* [Request]:
In the records below, find each line containing the word "Saved" and copy it.

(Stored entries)
· · · ·
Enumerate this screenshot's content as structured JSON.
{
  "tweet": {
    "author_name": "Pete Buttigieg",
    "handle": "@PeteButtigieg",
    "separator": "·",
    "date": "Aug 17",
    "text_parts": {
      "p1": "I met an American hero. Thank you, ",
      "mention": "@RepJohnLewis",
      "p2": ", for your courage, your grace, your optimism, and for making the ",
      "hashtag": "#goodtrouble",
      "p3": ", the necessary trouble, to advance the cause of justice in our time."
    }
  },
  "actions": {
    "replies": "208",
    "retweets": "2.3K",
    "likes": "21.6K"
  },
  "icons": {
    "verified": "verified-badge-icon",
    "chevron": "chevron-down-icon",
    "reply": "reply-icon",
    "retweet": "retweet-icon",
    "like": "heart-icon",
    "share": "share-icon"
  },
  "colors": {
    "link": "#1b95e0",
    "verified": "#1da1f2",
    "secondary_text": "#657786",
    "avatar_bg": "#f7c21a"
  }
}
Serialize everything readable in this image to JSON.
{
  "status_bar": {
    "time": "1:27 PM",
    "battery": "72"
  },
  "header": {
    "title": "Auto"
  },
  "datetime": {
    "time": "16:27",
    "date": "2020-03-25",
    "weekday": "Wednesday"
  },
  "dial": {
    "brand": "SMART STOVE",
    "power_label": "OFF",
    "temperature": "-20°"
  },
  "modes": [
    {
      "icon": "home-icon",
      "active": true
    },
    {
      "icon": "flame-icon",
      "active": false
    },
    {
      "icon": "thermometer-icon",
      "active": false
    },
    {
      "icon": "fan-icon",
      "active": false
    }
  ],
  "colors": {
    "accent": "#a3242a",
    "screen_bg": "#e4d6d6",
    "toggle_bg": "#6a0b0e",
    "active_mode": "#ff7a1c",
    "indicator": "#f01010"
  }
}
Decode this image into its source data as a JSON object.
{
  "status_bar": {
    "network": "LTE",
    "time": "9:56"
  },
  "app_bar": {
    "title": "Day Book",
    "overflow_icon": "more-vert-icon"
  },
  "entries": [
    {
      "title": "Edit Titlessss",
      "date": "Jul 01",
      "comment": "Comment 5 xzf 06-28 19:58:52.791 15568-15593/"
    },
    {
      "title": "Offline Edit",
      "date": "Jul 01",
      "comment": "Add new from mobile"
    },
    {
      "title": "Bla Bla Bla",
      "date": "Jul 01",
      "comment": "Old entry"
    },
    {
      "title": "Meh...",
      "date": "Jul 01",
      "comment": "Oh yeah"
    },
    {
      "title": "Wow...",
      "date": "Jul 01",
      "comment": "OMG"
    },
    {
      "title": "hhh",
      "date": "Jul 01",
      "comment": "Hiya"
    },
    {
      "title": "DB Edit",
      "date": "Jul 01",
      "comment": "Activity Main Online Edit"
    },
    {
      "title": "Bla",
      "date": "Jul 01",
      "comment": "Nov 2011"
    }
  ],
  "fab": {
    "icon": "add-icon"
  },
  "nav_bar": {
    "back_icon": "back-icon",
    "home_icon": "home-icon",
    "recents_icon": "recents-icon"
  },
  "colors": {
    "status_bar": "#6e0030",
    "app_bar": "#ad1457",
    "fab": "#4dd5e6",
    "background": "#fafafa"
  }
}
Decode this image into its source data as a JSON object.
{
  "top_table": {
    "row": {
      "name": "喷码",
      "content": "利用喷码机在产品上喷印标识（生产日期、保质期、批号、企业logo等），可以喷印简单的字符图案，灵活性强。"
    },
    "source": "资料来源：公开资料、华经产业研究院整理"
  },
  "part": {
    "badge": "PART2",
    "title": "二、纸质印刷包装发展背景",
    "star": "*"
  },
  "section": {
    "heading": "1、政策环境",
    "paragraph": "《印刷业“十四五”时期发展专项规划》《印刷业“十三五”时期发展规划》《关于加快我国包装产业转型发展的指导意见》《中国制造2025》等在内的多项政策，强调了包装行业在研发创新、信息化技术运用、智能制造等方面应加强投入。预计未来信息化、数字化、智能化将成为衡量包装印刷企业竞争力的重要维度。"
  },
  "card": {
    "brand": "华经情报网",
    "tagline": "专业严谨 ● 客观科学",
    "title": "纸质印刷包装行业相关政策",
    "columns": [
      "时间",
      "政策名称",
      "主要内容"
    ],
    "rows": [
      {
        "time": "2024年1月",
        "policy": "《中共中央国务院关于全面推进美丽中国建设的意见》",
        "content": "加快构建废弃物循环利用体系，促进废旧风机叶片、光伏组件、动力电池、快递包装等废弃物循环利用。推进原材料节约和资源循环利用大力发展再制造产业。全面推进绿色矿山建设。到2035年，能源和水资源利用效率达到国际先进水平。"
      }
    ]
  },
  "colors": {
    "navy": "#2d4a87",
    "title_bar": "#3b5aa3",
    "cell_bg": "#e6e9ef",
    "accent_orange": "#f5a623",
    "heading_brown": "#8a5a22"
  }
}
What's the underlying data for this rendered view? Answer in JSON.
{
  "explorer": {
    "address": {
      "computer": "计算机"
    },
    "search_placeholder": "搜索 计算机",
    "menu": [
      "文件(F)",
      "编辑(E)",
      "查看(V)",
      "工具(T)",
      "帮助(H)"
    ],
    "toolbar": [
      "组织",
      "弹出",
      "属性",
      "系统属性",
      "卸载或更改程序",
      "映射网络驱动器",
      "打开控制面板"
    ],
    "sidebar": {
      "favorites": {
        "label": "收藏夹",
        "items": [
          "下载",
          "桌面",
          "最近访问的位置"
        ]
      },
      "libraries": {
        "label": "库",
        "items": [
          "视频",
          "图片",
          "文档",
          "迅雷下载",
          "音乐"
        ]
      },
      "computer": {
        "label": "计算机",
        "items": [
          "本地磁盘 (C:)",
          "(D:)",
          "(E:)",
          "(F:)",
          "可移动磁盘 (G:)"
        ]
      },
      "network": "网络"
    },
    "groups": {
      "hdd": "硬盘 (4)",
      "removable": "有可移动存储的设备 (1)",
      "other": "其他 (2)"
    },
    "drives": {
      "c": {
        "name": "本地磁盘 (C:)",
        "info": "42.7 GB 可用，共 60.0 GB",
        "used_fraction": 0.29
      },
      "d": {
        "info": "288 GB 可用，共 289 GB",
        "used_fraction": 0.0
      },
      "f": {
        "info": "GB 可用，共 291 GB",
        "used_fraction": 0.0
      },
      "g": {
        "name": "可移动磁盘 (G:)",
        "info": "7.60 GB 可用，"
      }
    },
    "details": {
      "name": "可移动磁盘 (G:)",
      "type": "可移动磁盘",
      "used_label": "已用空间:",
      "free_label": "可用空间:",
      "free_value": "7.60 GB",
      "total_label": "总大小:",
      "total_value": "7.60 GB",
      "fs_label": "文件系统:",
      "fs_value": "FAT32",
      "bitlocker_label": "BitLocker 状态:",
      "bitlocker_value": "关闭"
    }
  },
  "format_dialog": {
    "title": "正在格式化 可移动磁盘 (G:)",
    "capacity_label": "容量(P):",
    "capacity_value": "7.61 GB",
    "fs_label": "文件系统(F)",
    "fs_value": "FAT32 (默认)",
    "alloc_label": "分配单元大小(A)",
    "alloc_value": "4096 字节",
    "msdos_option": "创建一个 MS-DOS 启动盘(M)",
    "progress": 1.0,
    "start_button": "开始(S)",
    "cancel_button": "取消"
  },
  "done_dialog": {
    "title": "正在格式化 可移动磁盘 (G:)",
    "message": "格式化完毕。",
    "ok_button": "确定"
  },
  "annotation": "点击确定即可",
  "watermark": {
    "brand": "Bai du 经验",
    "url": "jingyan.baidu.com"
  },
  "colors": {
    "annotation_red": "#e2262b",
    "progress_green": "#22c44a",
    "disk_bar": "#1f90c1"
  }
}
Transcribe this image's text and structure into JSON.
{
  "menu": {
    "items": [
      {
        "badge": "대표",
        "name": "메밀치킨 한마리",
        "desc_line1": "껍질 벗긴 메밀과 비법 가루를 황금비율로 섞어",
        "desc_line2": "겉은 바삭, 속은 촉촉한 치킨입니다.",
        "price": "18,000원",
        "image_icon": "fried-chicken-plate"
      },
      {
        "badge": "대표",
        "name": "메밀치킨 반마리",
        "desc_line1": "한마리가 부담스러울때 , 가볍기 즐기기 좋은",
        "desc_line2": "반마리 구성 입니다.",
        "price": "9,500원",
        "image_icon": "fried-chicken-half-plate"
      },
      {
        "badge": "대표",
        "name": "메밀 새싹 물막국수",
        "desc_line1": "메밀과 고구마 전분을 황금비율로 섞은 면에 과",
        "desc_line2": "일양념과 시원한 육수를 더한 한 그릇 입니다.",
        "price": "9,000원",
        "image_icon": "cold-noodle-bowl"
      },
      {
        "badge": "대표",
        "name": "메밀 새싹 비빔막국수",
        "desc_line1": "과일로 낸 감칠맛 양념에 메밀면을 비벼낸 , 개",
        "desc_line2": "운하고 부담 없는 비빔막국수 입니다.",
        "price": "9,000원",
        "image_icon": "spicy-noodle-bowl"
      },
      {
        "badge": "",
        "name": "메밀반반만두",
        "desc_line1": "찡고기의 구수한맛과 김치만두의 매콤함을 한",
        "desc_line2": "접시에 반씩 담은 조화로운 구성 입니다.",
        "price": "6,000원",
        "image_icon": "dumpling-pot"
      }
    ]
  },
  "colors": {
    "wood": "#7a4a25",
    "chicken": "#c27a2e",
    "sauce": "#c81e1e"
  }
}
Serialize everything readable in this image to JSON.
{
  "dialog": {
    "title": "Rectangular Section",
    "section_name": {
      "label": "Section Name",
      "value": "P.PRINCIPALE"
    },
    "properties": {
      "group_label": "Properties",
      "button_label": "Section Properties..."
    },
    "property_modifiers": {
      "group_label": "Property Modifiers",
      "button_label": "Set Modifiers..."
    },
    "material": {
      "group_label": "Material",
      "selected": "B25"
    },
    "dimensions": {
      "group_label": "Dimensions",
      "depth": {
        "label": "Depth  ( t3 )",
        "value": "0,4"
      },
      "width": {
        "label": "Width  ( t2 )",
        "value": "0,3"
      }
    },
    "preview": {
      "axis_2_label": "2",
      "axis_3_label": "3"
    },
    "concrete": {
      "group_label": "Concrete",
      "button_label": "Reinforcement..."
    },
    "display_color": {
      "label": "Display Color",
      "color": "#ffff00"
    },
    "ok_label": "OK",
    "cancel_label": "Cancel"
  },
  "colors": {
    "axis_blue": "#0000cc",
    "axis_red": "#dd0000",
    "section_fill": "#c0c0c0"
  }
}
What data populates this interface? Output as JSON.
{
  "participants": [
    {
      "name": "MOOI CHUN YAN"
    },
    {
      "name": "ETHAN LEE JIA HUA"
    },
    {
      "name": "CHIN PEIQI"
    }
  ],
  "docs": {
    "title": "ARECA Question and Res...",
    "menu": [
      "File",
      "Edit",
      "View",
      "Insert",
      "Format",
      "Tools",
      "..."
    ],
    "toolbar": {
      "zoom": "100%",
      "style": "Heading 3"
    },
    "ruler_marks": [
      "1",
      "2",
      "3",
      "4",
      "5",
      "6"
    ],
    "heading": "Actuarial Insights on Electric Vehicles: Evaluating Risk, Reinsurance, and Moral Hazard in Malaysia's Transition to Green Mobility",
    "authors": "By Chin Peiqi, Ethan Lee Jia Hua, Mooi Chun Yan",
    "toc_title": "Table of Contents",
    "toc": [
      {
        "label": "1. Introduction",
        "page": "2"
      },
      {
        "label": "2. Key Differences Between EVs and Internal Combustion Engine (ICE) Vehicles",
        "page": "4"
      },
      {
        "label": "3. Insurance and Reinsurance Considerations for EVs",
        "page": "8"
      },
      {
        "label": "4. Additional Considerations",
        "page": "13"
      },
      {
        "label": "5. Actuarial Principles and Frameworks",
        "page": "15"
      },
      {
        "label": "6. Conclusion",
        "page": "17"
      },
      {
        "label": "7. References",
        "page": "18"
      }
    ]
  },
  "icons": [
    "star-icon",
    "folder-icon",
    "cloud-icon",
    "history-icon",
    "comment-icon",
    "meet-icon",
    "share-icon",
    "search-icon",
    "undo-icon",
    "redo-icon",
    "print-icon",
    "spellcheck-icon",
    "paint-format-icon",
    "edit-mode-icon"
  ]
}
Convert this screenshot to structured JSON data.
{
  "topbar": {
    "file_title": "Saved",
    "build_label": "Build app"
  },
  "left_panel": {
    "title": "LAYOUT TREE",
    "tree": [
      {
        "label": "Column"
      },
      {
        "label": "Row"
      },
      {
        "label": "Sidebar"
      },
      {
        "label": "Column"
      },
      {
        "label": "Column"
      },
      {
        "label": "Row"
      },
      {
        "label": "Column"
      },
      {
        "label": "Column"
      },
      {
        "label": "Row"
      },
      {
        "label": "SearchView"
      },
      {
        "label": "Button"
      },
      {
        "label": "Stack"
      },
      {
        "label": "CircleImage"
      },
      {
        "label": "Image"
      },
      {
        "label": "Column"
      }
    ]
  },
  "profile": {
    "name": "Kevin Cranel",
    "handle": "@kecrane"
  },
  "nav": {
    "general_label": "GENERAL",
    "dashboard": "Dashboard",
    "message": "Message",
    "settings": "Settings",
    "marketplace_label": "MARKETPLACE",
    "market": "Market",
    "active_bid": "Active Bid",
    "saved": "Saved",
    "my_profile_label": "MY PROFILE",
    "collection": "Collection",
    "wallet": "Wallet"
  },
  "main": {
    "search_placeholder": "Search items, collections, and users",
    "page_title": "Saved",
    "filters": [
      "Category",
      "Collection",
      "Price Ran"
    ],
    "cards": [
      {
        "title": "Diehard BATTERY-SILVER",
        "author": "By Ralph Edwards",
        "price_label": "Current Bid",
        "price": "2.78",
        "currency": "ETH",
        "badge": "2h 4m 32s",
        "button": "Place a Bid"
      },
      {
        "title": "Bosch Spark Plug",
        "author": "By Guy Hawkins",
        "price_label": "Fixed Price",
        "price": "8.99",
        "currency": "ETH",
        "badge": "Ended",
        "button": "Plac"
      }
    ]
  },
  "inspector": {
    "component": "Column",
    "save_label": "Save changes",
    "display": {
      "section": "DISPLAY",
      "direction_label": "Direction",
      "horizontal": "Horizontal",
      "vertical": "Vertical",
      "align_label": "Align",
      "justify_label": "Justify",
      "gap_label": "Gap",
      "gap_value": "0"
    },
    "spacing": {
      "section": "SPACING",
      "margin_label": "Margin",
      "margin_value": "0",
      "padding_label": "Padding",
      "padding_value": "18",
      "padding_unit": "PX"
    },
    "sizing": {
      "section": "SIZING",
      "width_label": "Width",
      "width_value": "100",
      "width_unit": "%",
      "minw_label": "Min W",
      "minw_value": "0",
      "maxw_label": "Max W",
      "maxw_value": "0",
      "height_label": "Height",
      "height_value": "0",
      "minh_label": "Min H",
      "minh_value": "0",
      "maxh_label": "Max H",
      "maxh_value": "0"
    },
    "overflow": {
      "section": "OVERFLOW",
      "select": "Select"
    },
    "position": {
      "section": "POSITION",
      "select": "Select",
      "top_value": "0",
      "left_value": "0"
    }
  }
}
· · · ·
* [Result for this exercise]:
    "file_title": "Saved",
    "saved": "Saved",
    "page_title": "Saved",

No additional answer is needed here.